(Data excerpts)
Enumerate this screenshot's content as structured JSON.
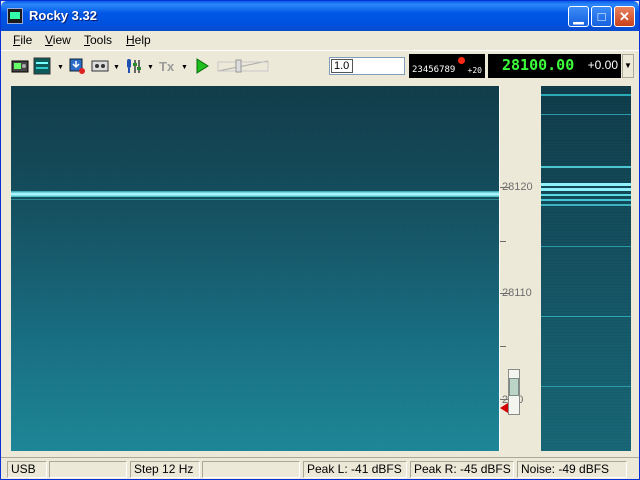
{
  "window": {
    "title": "Rocky 3.32"
  },
  "menu": {
    "items": [
      {
        "label": "File",
        "accel": "F",
        "rest": "ile"
      },
      {
        "label": "View",
        "accel": "V",
        "rest": "iew"
      },
      {
        "label": "Tools",
        "accel": "T",
        "rest": "ools"
      },
      {
        "label": "Help",
        "accel": "H",
        "rest": "elp"
      }
    ]
  },
  "toolbar": {
    "icons": [
      "sound-card-icon",
      "waterfall-icon",
      "record-icon",
      "cassette-icon",
      "microphone-mixer-icon",
      "transmit-icon",
      "play-icon",
      "volume-slider-icon"
    ],
    "step_value": "1.0",
    "lcd_small_digits": "23456789",
    "lcd_small_offset": "+20",
    "frequency": "28100.00",
    "rit_offset": "+0.00"
  },
  "scale": {
    "labels": [
      "28120",
      "28110",
      "28100"
    ],
    "label_display": [
      "28120",
      "28110",
      "2  00"
    ]
  },
  "status": {
    "mode": "USB",
    "blank1": "",
    "step": "Step 12 Hz",
    "blank2": "",
    "peak_l": "Peak L: -41 dBFS",
    "peak_r": "Peak R: -45 dBFS",
    "noise": "Noise: -49 dBFS"
  },
  "colors": {
    "titlebar": "#0058e6",
    "frequency_text": "#3cff3c",
    "waterfall_signal": "#b8fcff",
    "rx_indicator": "#ff2a14"
  }
}
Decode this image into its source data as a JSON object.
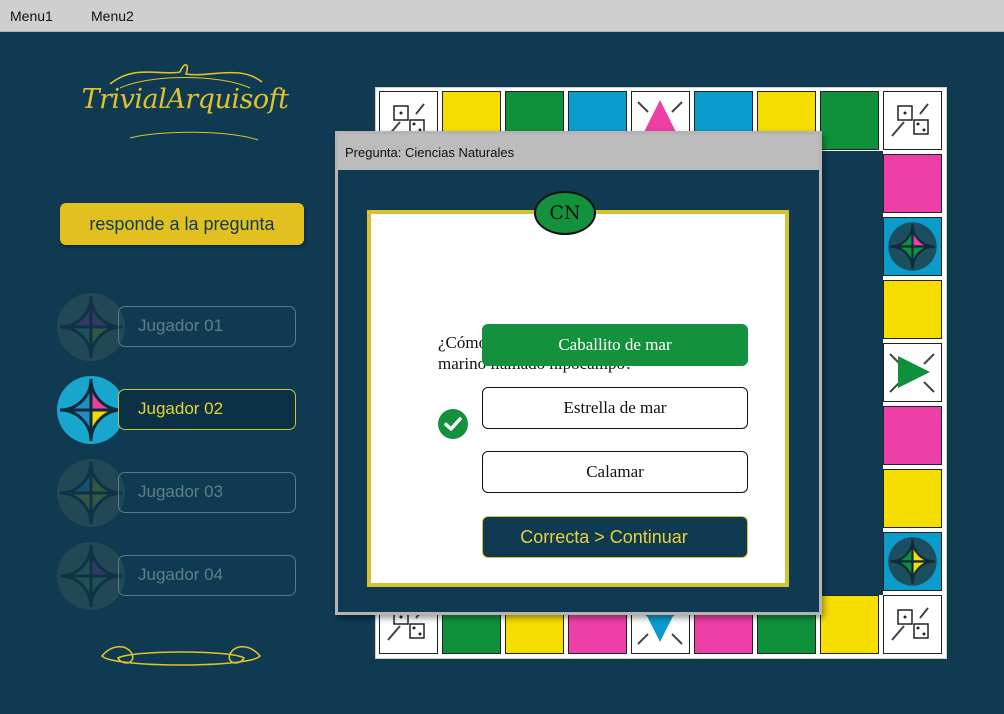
{
  "menu": {
    "items": [
      "Menu1",
      "Menu2"
    ]
  },
  "logo": {
    "text": "TrivialArquisoft"
  },
  "status": {
    "label": "responde a la pregunta"
  },
  "players": [
    {
      "name": "Jugador 01",
      "active": false,
      "colors": [
        "#5b3a7a",
        "#5b3a7a",
        "#2f6e55",
        "#5f7a2e"
      ]
    },
    {
      "name": "Jugador 02",
      "active": true,
      "colors": [
        "#1e8fbf",
        "#ee3f9f",
        "#1e8fbf",
        "#f0d800"
      ]
    },
    {
      "name": "Jugador 03",
      "active": false,
      "colors": [
        "#1e6f8f",
        "#5f7a2e",
        "#5f7a2e",
        "#5f7a2e"
      ]
    },
    {
      "name": "Jugador 04",
      "active": false,
      "colors": [
        "#2f6e55",
        "#5b3a7a",
        "#2f6e55",
        "#2f6e55"
      ]
    }
  ],
  "palette": {
    "background": "#0f3a52",
    "yellow": "#f5dd00",
    "green": "#0f913c",
    "blue": "#0b9ccc",
    "pink": "#ee3fa6",
    "accent": "#e2c01f"
  },
  "board": {
    "top": [
      "dice",
      "yellow",
      "green",
      "blue",
      "special-pink",
      "blue",
      "yellow",
      "green",
      "dice"
    ],
    "right": [
      "pink",
      "wedge-pink",
      "yellow",
      "special-green",
      "pink",
      "yellow",
      "wedge-yellow"
    ],
    "bottom": [
      "dice",
      "green",
      "yellow",
      "pink",
      "special-blue",
      "pink",
      "green",
      "yellow",
      "dice"
    ],
    "left": [
      "special",
      "yellow",
      "yellow",
      "special",
      "pink",
      "green",
      "yellow"
    ]
  },
  "dialog": {
    "title": "Pregunta: Ciencias Naturales",
    "category": "CN",
    "question": "¿Cómo es conocido popularmente el animal marino llamado hipocampo?",
    "answers": [
      {
        "label": "Caballito de mar",
        "correct": true
      },
      {
        "label": "Estrella de mar",
        "correct": false
      },
      {
        "label": "Calamar",
        "correct": false
      }
    ],
    "continue_label": "Correcta > Continuar"
  }
}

WHAT TO DO: From the data above, copy each line that has the string "dBFS".

EXPECTED OUTPUT:
    "peak_l": "Peak L: -41 dBFS",
    "peak_r": "Peak R: -45 dBFS",
    "noise": "Noise: -49 dBFS"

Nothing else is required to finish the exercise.